Problem details
Could you give back every one of the lines below unchanged, leaving out the pictures?

Dataset entries
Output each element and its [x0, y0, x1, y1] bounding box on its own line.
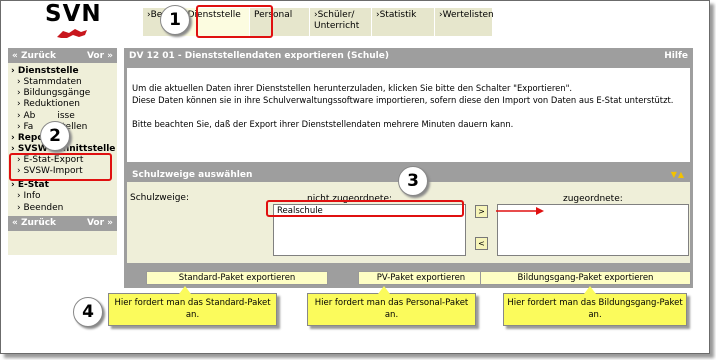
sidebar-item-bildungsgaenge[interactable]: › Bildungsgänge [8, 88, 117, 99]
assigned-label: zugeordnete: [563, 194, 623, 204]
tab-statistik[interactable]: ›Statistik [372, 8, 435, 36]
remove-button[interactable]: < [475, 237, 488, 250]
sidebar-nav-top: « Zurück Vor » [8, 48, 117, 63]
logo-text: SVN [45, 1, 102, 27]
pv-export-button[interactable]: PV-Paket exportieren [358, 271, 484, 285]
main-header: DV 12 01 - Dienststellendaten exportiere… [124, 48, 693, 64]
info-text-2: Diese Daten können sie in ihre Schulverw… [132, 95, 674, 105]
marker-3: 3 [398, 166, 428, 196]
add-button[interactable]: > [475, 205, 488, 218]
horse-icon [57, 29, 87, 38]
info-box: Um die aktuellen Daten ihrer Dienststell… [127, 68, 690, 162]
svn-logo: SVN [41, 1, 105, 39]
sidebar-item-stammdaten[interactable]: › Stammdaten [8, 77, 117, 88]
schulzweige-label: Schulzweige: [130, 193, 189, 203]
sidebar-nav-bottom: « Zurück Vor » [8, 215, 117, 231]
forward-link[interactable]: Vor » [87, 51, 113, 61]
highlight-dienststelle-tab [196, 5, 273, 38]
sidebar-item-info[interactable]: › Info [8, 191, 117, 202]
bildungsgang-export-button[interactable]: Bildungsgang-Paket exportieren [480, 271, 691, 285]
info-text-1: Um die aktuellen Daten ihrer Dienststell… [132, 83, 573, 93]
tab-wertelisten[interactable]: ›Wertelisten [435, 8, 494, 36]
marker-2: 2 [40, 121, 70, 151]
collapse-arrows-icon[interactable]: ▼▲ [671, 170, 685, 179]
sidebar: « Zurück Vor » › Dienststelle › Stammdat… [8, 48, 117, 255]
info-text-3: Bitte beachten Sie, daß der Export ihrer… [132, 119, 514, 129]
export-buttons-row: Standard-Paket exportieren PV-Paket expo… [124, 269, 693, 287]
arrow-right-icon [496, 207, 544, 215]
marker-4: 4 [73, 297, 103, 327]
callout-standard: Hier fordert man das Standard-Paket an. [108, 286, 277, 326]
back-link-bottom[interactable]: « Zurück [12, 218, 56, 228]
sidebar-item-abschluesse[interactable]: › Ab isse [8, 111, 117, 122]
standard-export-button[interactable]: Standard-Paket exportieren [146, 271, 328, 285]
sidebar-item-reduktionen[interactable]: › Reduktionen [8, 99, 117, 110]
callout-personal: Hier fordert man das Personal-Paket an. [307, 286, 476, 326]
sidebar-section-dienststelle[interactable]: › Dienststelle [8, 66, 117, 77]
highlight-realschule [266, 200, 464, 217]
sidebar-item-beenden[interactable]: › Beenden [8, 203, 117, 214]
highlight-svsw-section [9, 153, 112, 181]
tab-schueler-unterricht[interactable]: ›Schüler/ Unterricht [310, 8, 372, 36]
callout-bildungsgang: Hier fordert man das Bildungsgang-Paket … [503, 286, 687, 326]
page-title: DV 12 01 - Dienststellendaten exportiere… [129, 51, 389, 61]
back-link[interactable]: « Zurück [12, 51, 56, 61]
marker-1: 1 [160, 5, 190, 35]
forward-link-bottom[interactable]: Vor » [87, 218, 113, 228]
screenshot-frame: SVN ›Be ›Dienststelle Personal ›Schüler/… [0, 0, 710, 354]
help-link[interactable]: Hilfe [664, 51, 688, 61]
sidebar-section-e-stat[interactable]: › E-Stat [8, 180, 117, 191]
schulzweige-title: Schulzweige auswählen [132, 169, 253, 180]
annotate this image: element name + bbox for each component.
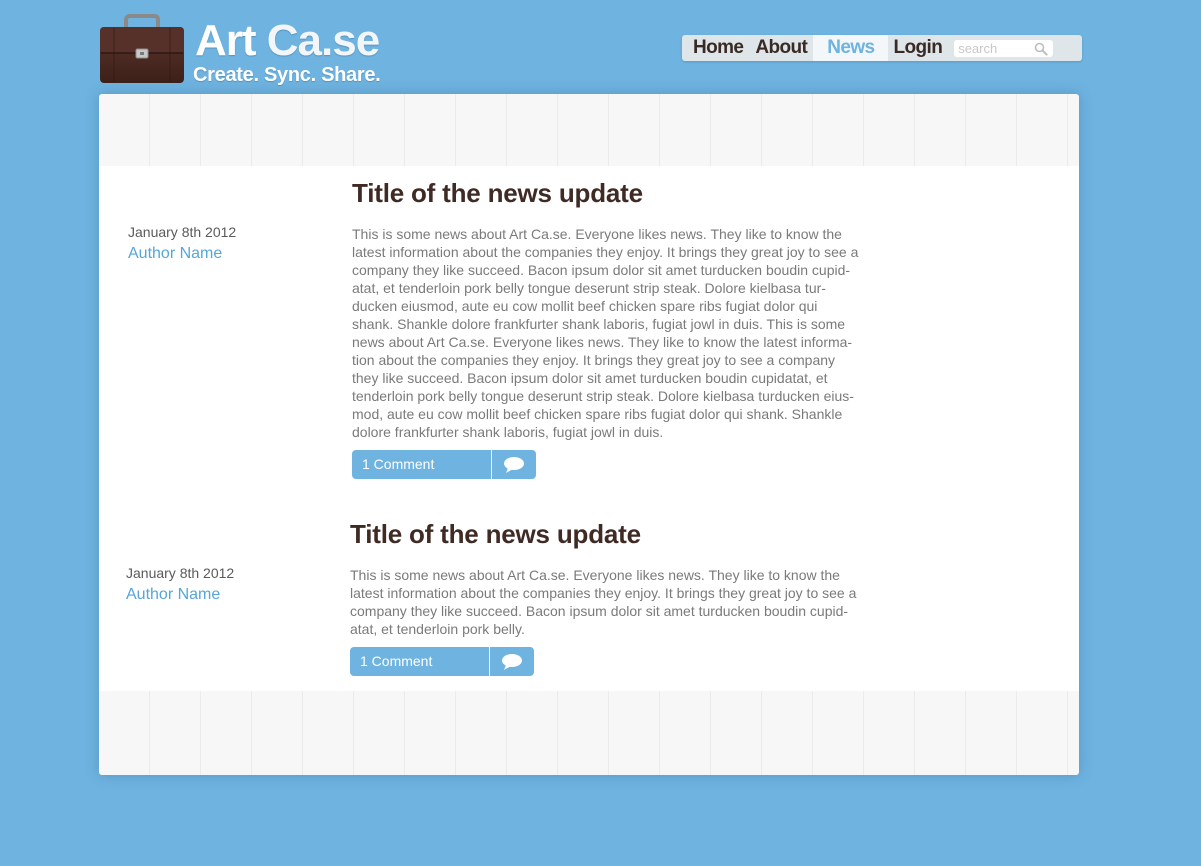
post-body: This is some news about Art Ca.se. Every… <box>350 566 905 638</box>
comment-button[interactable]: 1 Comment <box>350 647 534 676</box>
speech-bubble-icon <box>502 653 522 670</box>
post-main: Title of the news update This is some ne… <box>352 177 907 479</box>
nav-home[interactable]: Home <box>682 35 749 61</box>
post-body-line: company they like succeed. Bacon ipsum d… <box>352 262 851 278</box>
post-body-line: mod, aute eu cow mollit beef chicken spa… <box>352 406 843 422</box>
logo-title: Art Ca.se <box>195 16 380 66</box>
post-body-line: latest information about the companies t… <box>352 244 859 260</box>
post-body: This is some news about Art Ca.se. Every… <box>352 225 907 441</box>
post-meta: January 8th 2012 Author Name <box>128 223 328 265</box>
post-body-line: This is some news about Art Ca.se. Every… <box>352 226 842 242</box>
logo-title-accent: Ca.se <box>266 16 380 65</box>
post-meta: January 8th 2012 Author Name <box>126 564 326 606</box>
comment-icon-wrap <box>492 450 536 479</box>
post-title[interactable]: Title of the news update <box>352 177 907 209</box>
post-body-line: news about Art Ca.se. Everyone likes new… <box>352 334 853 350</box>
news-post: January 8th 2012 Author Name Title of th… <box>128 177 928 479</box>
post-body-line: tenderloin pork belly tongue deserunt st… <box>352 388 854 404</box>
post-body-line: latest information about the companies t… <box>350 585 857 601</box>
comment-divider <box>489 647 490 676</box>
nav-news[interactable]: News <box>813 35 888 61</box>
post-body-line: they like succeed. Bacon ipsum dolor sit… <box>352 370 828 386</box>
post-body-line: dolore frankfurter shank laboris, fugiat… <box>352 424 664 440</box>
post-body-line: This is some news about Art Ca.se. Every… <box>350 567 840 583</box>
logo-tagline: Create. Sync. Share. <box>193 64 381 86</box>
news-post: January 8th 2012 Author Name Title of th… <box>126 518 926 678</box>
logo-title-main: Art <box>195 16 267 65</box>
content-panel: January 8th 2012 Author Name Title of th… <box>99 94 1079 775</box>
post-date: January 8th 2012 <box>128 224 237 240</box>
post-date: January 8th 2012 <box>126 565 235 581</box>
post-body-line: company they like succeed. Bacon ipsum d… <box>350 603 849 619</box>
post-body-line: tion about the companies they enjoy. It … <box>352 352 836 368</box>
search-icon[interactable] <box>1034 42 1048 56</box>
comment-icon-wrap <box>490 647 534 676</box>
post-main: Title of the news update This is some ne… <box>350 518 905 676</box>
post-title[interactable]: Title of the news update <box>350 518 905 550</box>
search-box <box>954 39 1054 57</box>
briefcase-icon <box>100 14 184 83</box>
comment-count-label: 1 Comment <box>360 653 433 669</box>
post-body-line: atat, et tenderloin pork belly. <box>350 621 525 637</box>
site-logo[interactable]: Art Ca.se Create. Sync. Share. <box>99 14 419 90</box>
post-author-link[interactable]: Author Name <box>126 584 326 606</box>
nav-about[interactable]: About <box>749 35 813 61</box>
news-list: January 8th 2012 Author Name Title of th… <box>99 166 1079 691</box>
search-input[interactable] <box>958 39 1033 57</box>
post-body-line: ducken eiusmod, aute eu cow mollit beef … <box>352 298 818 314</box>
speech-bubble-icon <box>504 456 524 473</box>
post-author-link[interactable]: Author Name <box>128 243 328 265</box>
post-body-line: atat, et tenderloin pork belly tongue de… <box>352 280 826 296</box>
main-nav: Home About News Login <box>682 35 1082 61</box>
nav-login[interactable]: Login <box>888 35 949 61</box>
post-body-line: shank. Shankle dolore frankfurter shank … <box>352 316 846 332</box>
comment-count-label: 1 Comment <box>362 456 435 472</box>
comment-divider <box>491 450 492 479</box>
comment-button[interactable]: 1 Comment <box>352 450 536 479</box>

The result
Output each element and its [x0, y0, x1, y1] bounding box on its own line.
sidebar-item-bildungsgaenge[interactable]: › Bildungsgänge [8, 88, 117, 99]
assigned-label: zugeordnete: [563, 194, 623, 204]
tab-statistik[interactable]: ›Statistik [372, 8, 435, 36]
remove-button[interactable]: < [475, 237, 488, 250]
sidebar-nav-top: « Zurück Vor » [8, 48, 117, 63]
logo-text: SVN [45, 1, 102, 27]
pv-export-button[interactable]: PV-Paket exportieren [358, 271, 484, 285]
main-header: DV 12 01 - Dienststellendaten exportiere… [124, 48, 693, 64]
info-text-2: Diese Daten können sie in ihre Schulverw… [132, 95, 674, 105]
marker-3: 3 [398, 166, 428, 196]
add-button[interactable]: > [475, 205, 488, 218]
horse-icon [57, 29, 87, 38]
info-box: Um die aktuellen Daten ihrer Dienststell… [127, 68, 690, 162]
svn-logo: SVN [41, 1, 105, 39]
sidebar-item-stammdaten[interactable]: › Stammdaten [8, 77, 117, 88]
schulzweige-label: Schulzweige: [130, 193, 189, 203]
sidebar-nav-bottom: « Zurück Vor » [8, 215, 117, 231]
forward-link[interactable]: Vor » [87, 51, 113, 61]
highlight-dienststelle-tab [196, 5, 273, 38]
sidebar-item-info[interactable]: › Info [8, 191, 117, 202]
bildungsgang-export-button[interactable]: Bildungsgang-Paket exportieren [480, 271, 691, 285]
info-text-1: Um die aktuellen Daten ihrer Dienststell… [132, 83, 573, 93]
tab-wertelisten[interactable]: ›Wertelisten [435, 8, 494, 36]
marker-2: 2 [40, 121, 70, 151]
collapse-arrows-icon[interactable]: ▼▲ [671, 170, 685, 179]
sidebar: « Zurück Vor » › Dienststelle › Stammdat… [8, 48, 117, 255]
info-text-3: Bitte beachten Sie, daß der Export ihrer… [132, 119, 514, 129]
export-buttons-row: Standard-Paket exportieren PV-Paket expo… [124, 269, 693, 287]
arrow-right-icon [496, 207, 544, 215]
marker-4: 4 [73, 297, 103, 327]
callout-standard: Hier fordert man das Standard-Paket an. [108, 286, 277, 326]
back-link-bottom[interactable]: « Zurück [12, 218, 56, 228]
sidebar-item-abschluesse[interactable]: › Ab isse [8, 111, 117, 122]
standard-export-button[interactable]: Standard-Paket exportieren [146, 271, 328, 285]
sidebar-item-reduktionen[interactable]: › Reduktionen [8, 99, 117, 110]
callout-personal: Hier fordert man das Personal-Paket an. [307, 286, 476, 326]
sidebar-section-dienststelle[interactable]: › Dienststelle [8, 66, 117, 77]
highlight-realschule [266, 200, 464, 217]
sidebar-item-beenden[interactable]: › Beenden [8, 203, 117, 214]
highlight-svsw-section [9, 153, 112, 181]
tab-schueler-unterricht[interactable]: ›Schüler/ Unterricht [310, 8, 372, 36]
callout-bildungsgang: Hier fordert man das Bildungsgang-Paket … [503, 286, 687, 326]
page-title: DV 12 01 - Dienststellendaten exportiere… [129, 51, 389, 61]
back-link[interactable]: « Zurück [12, 51, 56, 61]
marker-1: 1 [160, 5, 190, 35]
forward-link-bottom[interactable]: Vor » [87, 218, 113, 228]
screenshot-frame: SVN ›Be ›Dienststelle Personal ›Schüler/… [0, 0, 710, 354]
help-link[interactable]: Hilfe [664, 51, 688, 61]
sidebar-section-e-stat[interactable]: › E-Stat [8, 180, 117, 191]
schulzweige-title: Schulzweige auswählen [132, 169, 253, 180]
annotate this image: element name + bbox for each component.
post-body: This is some news about Art Ca.se. Every… <box>350 566 905 638</box>
comment-button[interactable]: 1 Comment <box>350 647 534 676</box>
speech-bubble-icon <box>502 653 522 670</box>
post-main: Title of the news update This is some ne… <box>352 177 907 479</box>
nav-home[interactable]: Home <box>682 35 749 61</box>
post-body-line: company they like succeed. Bacon ipsum d… <box>352 262 851 278</box>
post-body-line: mod, aute eu cow mollit beef chicken spa… <box>352 406 843 422</box>
logo-title: Art Ca.se <box>195 16 380 66</box>
post-body-line: latest information about the companies t… <box>352 244 859 260</box>
post-body: This is some news about Art Ca.se. Every… <box>352 225 907 441</box>
post-meta: January 8th 2012 Author Name <box>128 223 328 265</box>
post-body-line: This is some news about Art Ca.se. Every… <box>352 226 842 242</box>
logo-title-accent: Ca.se <box>266 16 380 65</box>
post-meta: January 8th 2012 Author Name <box>126 564 326 606</box>
comment-icon-wrap <box>492 450 536 479</box>
post-title[interactable]: Title of the news update <box>352 177 907 209</box>
post-body-line: news about Art Ca.se. Everyone likes new… <box>352 334 853 350</box>
news-post: January 8th 2012 Author Name Title of th… <box>128 177 928 479</box>
post-body-line: tenderloin pork belly tongue deserunt st… <box>352 388 854 404</box>
post-body-line: latest information about the companies t… <box>350 585 857 601</box>
comment-divider <box>489 647 490 676</box>
nav-news[interactable]: News <box>813 35 888 61</box>
post-body-line: they like succeed. Bacon ipsum dolor sit… <box>352 370 828 386</box>
post-body-line: dolore frankfurter shank laboris, fugiat… <box>352 424 664 440</box>
post-body-line: This is some news about Art Ca.se. Every… <box>350 567 840 583</box>
logo-tagline: Create. Sync. Share. <box>193 64 381 86</box>
news-post: January 8th 2012 Author Name Title of th… <box>126 518 926 678</box>
logo-title-main: Art <box>195 16 267 65</box>
content-panel: January 8th 2012 Author Name Title of th… <box>99 94 1079 775</box>
post-date: January 8th 2012 <box>128 224 237 240</box>
post-date: January 8th 2012 <box>126 565 235 581</box>
post-body-line: company they like succeed. Bacon ipsum d… <box>350 603 849 619</box>
post-body-line: tion about the companies they enjoy. It … <box>352 352 836 368</box>
search-icon[interactable] <box>1034 42 1048 56</box>
comment-icon-wrap <box>490 647 534 676</box>
post-main: Title of the news update This is some ne… <box>350 518 905 676</box>
post-title[interactable]: Title of the news update <box>350 518 905 550</box>
search-box <box>954 39 1054 57</box>
briefcase-icon <box>100 14 184 83</box>
comment-count-label: 1 Comment <box>360 653 433 669</box>
post-body-line: atat, et tenderloin pork belly. <box>350 621 525 637</box>
site-logo[interactable]: Art Ca.se Create. Sync. Share. <box>99 14 419 90</box>
post-author-link[interactable]: Author Name <box>126 584 326 606</box>
nav-about[interactable]: About <box>749 35 813 61</box>
news-list: January 8th 2012 Author Name Title of th… <box>99 166 1079 691</box>
search-input[interactable] <box>958 39 1033 57</box>
post-body-line: ducken eiusmod, aute eu cow mollit beef … <box>352 298 818 314</box>
speech-bubble-icon <box>504 456 524 473</box>
post-author-link[interactable]: Author Name <box>128 243 328 265</box>
post-body-line: atat, et tenderloin pork belly tongue de… <box>352 280 826 296</box>
main-nav: Home About News Login <box>682 35 1082 61</box>
nav-login[interactable]: Login <box>888 35 949 61</box>
post-body-line: shank. Shankle dolore frankfurter shank … <box>352 316 846 332</box>
comment-count-label: 1 Comment <box>362 456 435 472</box>
comment-divider <box>491 450 492 479</box>
comment-button[interactable]: 1 Comment <box>352 450 536 479</box>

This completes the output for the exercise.